» **AIM OF THE EXERCISE**: Leave the pictures out and repeat the rest of the data below exactly.

Collection entries:
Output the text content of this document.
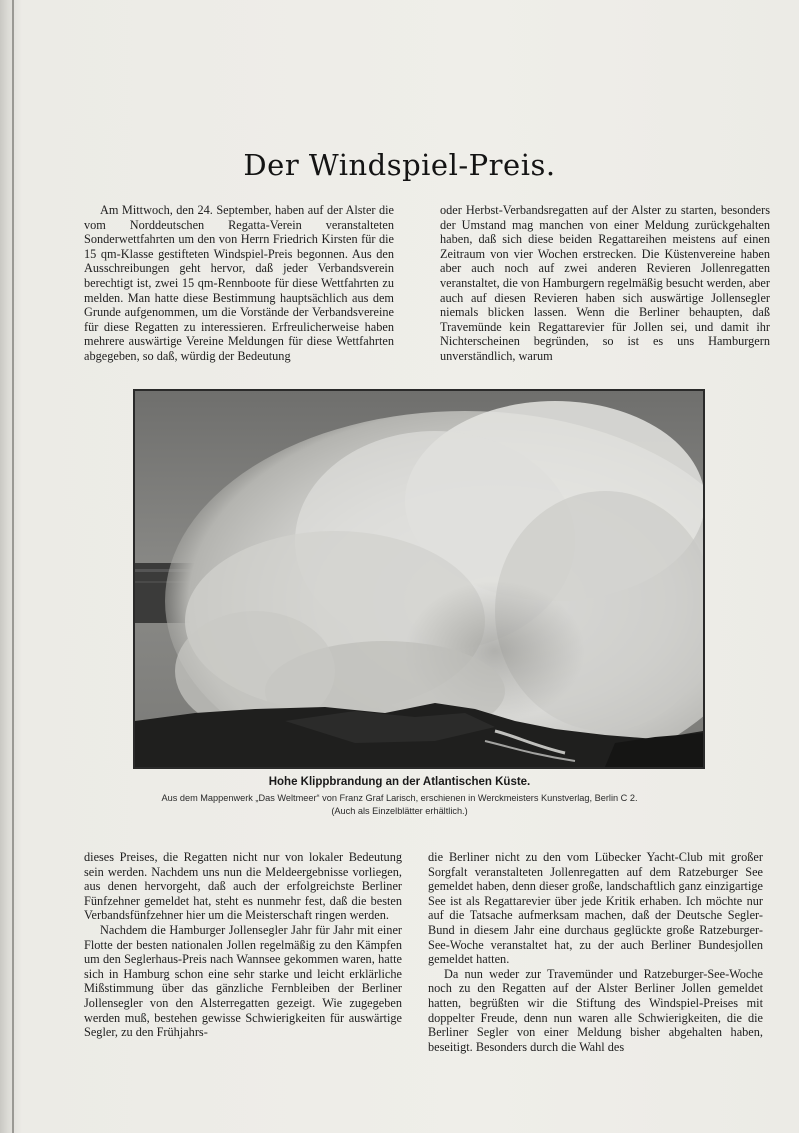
Der Windspiel-Preis.

Am Mittwoch, den 24. September, haben auf der Alster die vom Norddeutschen Regatta-Verein veranstalteten Sonderwettfahrten um den von Herrn Friedrich Kirsten für die 15 qm-Klasse gestifteten Windspiel-Preis begonnen. Aus den Ausschreibungen geht hervor, daß jeder Verbandsverein berechtigt ist, zwei 15 qm-Rennboote für diese Wettfahrten zu melden. Man hatte diese Bestimmung hauptsächlich aus dem Grunde aufgenommen, um die Vorstände der Verbandsvereine für diese Regatten zu interessieren. Erfreulicherweise haben mehrere auswärtige Vereine Meldungen für diese Wettfahrten abgegeben, so daß, würdig der Bedeutung

oder Herbst-Verbandsregatten auf der Alster zu starten, besonders der Umstand mag manchen von einer Meldung zurückgehalten haben, daß sich diese beiden Regattareihen meistens auf einen Zeitraum von vier Wochen erstrecken. Die Küstenvereine haben aber auch noch auf zwei anderen Revieren Jollenregatten veranstaltet, die von Hamburgern regelmäßig besucht werden, aber auch auf diesen Revieren haben sich auswärtige Jollensegler niemals blicken lassen. Wenn die Berliner behaupten, daß Travemünde kein Regattarevier für Jollen sei, und damit ihr Nichterscheinen begründen, so ist es uns Hamburgern unverständlich, warum

Hohe Klippbrandung an der Atlantischen Küste.
Aus dem Mappenwerk „Das Weltmeer“ von Franz Graf Larisch, erschienen in Werckmeisters Kunstverlag, Berlin C 2.
(Auch als Einzelblätter erhältlich.)

dieses Preises, die Regatten nicht nur von lokaler Bedeutung sein werden. Nachdem uns nun die Meldeergebnisse vorliegen, aus denen hervorgeht, daß auch der erfolgreichste Berliner Fünfzehner gemeldet hat, steht es nunmehr fest, daß die besten Verbandsfünfzehner hier um die Meisterschaft ringen werden.

Nachdem die Hamburger Jollensegler Jahr für Jahr mit einer Flotte der besten nationalen Jollen regelmäßig zu den Kämpfen um den Seglerhaus-Preis nach Wannsee gekommen waren, hatte sich in Hamburg schon eine sehr starke und leicht erklärliche Mißstimmung über das gänzliche Fernbleiben der Berliner Jollensegler von den Alsterregatten gezeigt. Wie zugegeben werden muß, bestehen gewisse Schwierigkeiten für auswärtige Segler, zu den Frühjahrs-

die Berliner nicht zu den vom Lübecker Yacht-Club mit großer Sorgfalt veranstalteten Jollenregatten auf dem Ratzeburger See gemeldet haben, denn dieser große, landschaftlich ganz einzigartige See ist als Regattarevier über jede Kritik erhaben. Ich möchte nur auf die Tatsache aufmerksam machen, daß der Deutsche Segler-Bund in diesem Jahr eine durchaus geglückte große Ratzeburger-See-Woche veranstaltet hat, zu der auch Berliner Bundesjollen gemeldet hatten.

Da nun weder zur Travemünder und Ratzeburger-See-Woche noch zu den Regatten auf der Alster Berliner Jollen gemeldet hatten, begrüßten wir die Stiftung des Windspiel-Preises mit doppelter Freude, denn nun waren alle Schwierigkeiten, die die Berliner Segler von einer Meldung bisher abgehalten haben, beseitigt. Besonders durch die Wahl des
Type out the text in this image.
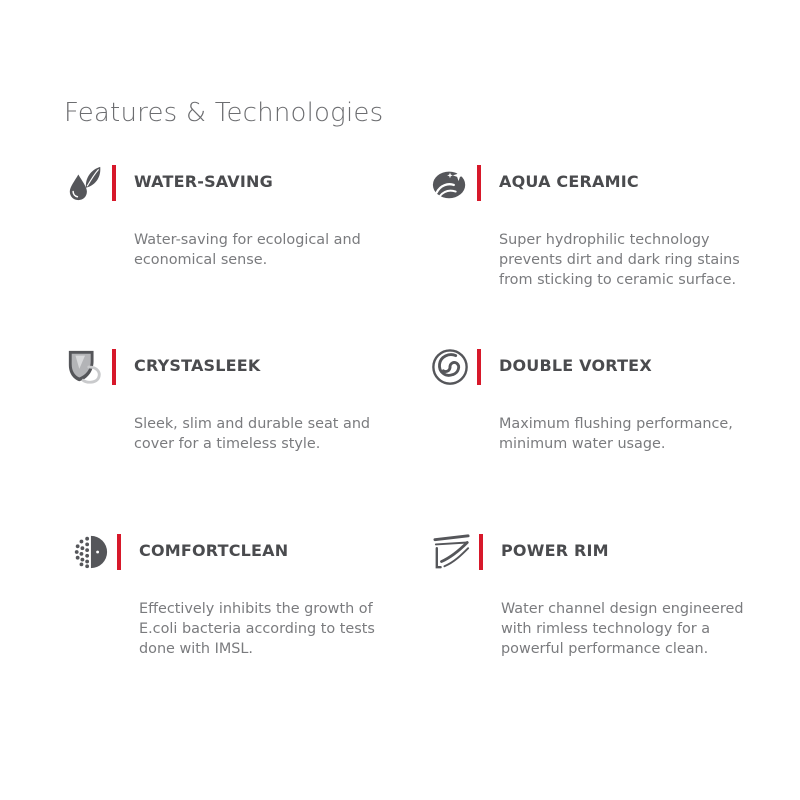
Features & Technologies
WATER-SAVING

Water-saving for ecological and economical sense.

AQUA CERAMIC

Super hydrophilic technology prevents dirt and dark ring stains from sticking to ceramic surface.

CRYSTASLEEK

Sleek, slim and durable seat and cover for a timeless style.

DOUBLE VORTEX

Maximum flushing performance, minimum water usage.

COMFORTCLEAN

Effectively inhibits the growth of E.coli bacteria according to tests done with IMSL.

POWER RIM

Water channel design engineered with rimless technology for a powerful performance clean.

» **TASK OUTPUT**:
Output the text content of this document.
Der Windspiel-Preis.

Am Mittwoch, den 24. September, haben auf der Alster die vom Norddeutschen Regatta-Verein veranstalteten Sonderwettfahrten um den von Herrn Friedrich Kirsten für die 15 qm-Klasse gestifteten Windspiel-Preis begonnen. Aus den Ausschreibungen geht hervor, daß jeder Verbandsverein berechtigt ist, zwei 15 qm-Rennboote für diese Wettfahrten zu melden. Man hatte diese Bestimmung hauptsächlich aus dem Grunde aufgenommen, um die Vorstände der Verbandsvereine für diese Regatten zu interessieren. Erfreulicherweise haben mehrere auswärtige Vereine Meldungen für diese Wettfahrten abgegeben, so daß, würdig der Bedeutung

oder Herbst-Verbandsregatten auf der Alster zu starten, besonders der Umstand mag manchen von einer Meldung zurückgehalten haben, daß sich diese beiden Regattareihen meistens auf einen Zeitraum von vier Wochen erstrecken. Die Küstenvereine haben aber auch noch auf zwei anderen Revieren Jollenregatten veranstaltet, die von Hamburgern regelmäßig besucht werden, aber auch auf diesen Revieren haben sich auswärtige Jollensegler niemals blicken lassen. Wenn die Berliner behaupten, daß Travemünde kein Regattarevier für Jollen sei, und damit ihr Nichterscheinen begründen, so ist es uns Hamburgern unverständlich, warum

Hohe Klippbrandung an der Atlantischen Küste.
Aus dem Mappenwerk „Das Weltmeer“ von Franz Graf Larisch, erschienen in Werckmeisters Kunstverlag, Berlin C 2.
(Auch als Einzelblätter erhältlich.)

dieses Preises, die Regatten nicht nur von lokaler Bedeutung sein werden. Nachdem uns nun die Meldeergebnisse vorliegen, aus denen hervorgeht, daß auch der erfolgreichste Berliner Fünfzehner gemeldet hat, steht es nunmehr fest, daß die besten Verbandsfünfzehner hier um die Meisterschaft ringen werden.

Nachdem die Hamburger Jollensegler Jahr für Jahr mit einer Flotte der besten nationalen Jollen regelmäßig zu den Kämpfen um den Seglerhaus-Preis nach Wannsee gekommen waren, hatte sich in Hamburg schon eine sehr starke und leicht erklärliche Mißstimmung über das gänzliche Fernbleiben der Berliner Jollensegler von den Alsterregatten gezeigt. Wie zugegeben werden muß, bestehen gewisse Schwierigkeiten für auswärtige Segler, zu den Frühjahrs-

die Berliner nicht zu den vom Lübecker Yacht-Club mit großer Sorgfalt veranstalteten Jollenregatten auf dem Ratzeburger See gemeldet haben, denn dieser große, landschaftlich ganz einzigartige See ist als Regattarevier über jede Kritik erhaben. Ich möchte nur auf die Tatsache aufmerksam machen, daß der Deutsche Segler-Bund in diesem Jahr eine durchaus geglückte große Ratzeburger-See-Woche veranstaltet hat, zu der auch Berliner Bundesjollen gemeldet hatten.

Da nun weder zur Travemünder und Ratzeburger-See-Woche noch zu den Regatten auf der Alster Berliner Jollen gemeldet hatten, begrüßten wir die Stiftung des Windspiel-Preises mit doppelter Freude, denn nun waren alle Schwierigkeiten, die die Berliner Segler von einer Meldung bisher abgehalten haben, beseitigt. Besonders durch die Wahl des
Type out the text in this image.
Features & Technologies
WATER-SAVING

Water-saving for ecological and economical sense.

AQUA CERAMIC

Super hydrophilic technology prevents dirt and dark ring stains from sticking to ceramic surface.

CRYSTASLEEK

Sleek, slim and durable seat and cover for a timeless style.

DOUBLE VORTEX

Maximum flushing performance, minimum water usage.

COMFORTCLEAN

Effectively inhibits the growth of E.coli bacteria according to tests done with IMSL.

POWER RIM

Water channel design engineered with rimless technology for a powerful performance clean.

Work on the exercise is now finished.